* _EXCERPTED TEXT_:
□ □ □ □ □

In the winter of my 48 year I began having visions. They usually appeared at an intersection I passed through on the way home from work. It’s a three way, but from the spot that triggered the phantasm you can only go forward; not right into Franklin Park, not left down the one way street. I’d stop and look up the incline and see myself standing on the side of the road with my thumb stuck out, going to California to make a new start just like I did when I was 23.

One of the good things that came out of the tail end of my mid-life crisis was the realization that I really am very different from most people. And so when the vision starting appearing with a “list of things to do before leaving” attached to it I started to worry. I knew that I might actually do it. I might pull up stakes, leave everything I’d started and hitchhike to California. Or North Dakota. Even now the thought makes my mouth water.

Beyond that, I felt like breaking things. All my life I had longed for stability and predictability, but the day I realized that I intuitively knew exactly the amount of groceries I needed for the coming month it felt like a prison sentence. If I was going to get violent best to do it away from home.

Even by my own standards, I was behaving erratically. For instance, right before leaving I posted on craigslist for an atypical romantic relationship. It was as if all the birthdays of the past 13 years all happened on the same day. One day I was 32, the next I was 45. I woke up one day and realized that the things in my life that I was working on, that I wanted to change, that were going to change any day now had been the same for decades. What could I do that I hadn’t tried already--except run away and make a new start?

□ □ □ □ □

[Element and region data]
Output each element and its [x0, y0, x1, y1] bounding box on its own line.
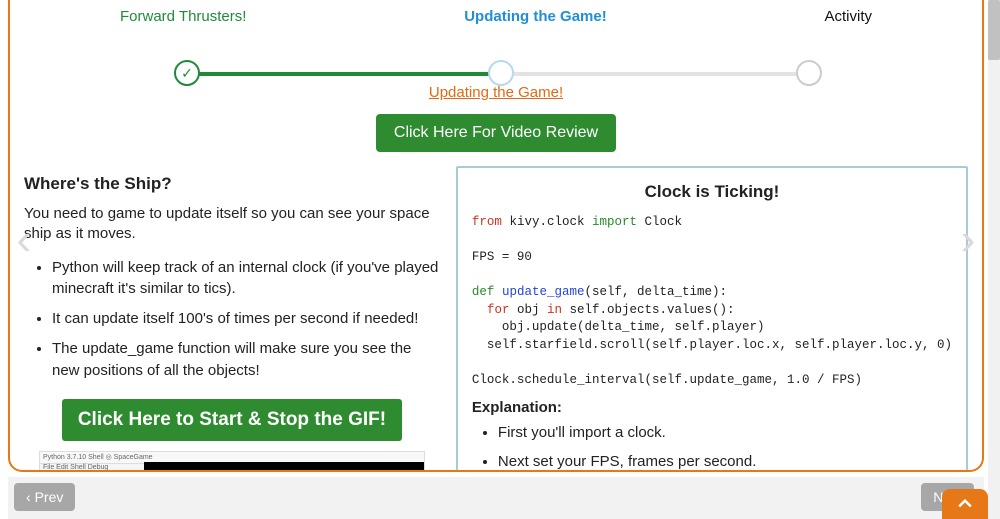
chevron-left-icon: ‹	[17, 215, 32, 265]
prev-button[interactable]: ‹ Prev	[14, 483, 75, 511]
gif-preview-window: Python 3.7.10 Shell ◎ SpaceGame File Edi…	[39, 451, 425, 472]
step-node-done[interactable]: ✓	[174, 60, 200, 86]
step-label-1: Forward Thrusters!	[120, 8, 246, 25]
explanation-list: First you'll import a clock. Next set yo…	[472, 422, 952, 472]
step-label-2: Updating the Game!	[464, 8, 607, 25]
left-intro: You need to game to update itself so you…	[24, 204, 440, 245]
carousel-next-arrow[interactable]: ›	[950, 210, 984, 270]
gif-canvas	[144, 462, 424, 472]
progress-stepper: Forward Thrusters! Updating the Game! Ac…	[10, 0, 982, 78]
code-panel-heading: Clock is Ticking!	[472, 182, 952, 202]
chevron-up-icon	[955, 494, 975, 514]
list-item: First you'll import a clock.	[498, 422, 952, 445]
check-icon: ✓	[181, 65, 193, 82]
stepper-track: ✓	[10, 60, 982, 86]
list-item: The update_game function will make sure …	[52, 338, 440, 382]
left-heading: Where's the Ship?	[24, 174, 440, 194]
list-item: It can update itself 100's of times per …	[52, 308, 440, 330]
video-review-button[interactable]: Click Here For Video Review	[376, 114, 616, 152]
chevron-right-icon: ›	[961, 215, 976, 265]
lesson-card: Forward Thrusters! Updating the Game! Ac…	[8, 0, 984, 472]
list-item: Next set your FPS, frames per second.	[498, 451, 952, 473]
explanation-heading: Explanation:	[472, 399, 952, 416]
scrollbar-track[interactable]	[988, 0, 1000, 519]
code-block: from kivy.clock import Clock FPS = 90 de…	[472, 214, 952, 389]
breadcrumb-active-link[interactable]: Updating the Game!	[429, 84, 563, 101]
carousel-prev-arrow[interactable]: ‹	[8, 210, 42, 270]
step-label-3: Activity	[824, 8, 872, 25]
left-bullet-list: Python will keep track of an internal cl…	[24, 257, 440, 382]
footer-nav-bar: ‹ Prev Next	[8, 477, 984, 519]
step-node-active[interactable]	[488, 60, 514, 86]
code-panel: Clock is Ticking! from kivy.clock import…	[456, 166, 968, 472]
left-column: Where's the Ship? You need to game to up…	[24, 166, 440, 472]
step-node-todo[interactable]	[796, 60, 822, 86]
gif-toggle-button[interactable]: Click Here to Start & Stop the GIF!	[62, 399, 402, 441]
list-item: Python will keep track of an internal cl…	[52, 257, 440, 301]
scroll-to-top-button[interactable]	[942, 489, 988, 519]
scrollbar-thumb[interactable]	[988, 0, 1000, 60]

□ □ □ □ □

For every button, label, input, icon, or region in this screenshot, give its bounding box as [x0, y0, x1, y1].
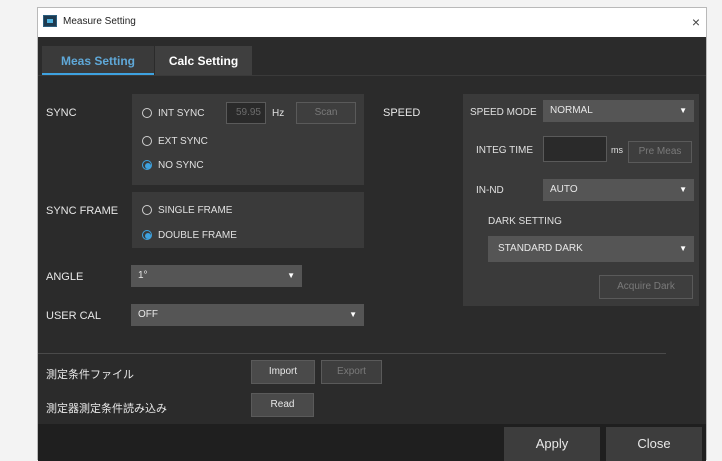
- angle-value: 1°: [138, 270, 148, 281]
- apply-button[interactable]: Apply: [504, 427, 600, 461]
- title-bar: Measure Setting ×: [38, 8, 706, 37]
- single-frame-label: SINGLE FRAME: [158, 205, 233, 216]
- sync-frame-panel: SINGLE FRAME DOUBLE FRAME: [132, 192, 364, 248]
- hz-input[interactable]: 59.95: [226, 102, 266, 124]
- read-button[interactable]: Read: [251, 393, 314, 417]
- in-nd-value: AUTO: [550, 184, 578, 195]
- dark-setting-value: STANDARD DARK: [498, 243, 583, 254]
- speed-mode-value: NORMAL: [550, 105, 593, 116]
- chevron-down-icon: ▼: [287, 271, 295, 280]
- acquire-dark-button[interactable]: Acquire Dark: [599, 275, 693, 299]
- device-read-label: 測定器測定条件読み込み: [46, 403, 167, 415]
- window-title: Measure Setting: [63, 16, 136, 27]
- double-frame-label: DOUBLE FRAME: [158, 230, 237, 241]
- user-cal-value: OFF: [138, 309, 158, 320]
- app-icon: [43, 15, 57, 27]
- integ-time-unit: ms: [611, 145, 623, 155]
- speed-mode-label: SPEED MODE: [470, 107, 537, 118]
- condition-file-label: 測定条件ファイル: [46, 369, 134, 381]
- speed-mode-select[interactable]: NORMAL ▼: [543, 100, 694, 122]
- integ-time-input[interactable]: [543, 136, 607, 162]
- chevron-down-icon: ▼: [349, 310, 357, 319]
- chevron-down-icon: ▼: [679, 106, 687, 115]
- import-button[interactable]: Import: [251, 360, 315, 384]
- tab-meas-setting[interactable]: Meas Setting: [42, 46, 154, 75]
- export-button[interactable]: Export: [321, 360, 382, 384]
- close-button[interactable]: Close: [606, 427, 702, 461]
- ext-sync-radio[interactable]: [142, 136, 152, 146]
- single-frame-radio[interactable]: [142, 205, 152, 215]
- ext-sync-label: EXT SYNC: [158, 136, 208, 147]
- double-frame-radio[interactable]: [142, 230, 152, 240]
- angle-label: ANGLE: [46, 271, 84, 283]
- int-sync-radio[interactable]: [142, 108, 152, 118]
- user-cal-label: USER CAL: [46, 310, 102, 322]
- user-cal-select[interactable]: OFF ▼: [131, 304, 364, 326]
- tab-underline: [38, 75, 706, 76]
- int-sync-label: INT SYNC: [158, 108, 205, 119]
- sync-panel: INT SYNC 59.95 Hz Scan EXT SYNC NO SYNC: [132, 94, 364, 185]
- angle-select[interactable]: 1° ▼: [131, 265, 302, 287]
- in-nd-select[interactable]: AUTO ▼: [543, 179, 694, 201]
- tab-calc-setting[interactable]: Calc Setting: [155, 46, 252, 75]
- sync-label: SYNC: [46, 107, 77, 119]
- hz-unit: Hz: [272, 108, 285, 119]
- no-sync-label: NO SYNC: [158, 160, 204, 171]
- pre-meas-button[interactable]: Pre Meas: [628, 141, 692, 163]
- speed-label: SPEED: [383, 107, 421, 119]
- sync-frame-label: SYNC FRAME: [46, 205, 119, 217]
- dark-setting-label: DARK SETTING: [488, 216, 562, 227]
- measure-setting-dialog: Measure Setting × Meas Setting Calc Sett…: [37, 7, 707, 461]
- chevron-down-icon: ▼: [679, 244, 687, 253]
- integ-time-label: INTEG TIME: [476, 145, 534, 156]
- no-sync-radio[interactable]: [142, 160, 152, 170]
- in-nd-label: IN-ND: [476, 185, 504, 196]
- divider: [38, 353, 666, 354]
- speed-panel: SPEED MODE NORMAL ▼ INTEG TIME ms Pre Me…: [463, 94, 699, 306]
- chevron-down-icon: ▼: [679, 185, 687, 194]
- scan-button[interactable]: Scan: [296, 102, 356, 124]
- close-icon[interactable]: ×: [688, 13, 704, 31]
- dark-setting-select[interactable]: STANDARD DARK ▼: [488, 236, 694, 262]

□ □ □ □ □

* _PROBLEMS TO SOLVE_:
1 – In the mid-life crisis essay, where did the visions usually appear?
2 – Please list every age, given as a number, that the mid-life crisis essay mentions for the writer.
Answer from the mid-life crisis essay alone, without the records.

* _WORKED SOLUTIONS_:
1 – At an intersection the writer passed through on the way home from work.

2 – 48, 23, 32, 45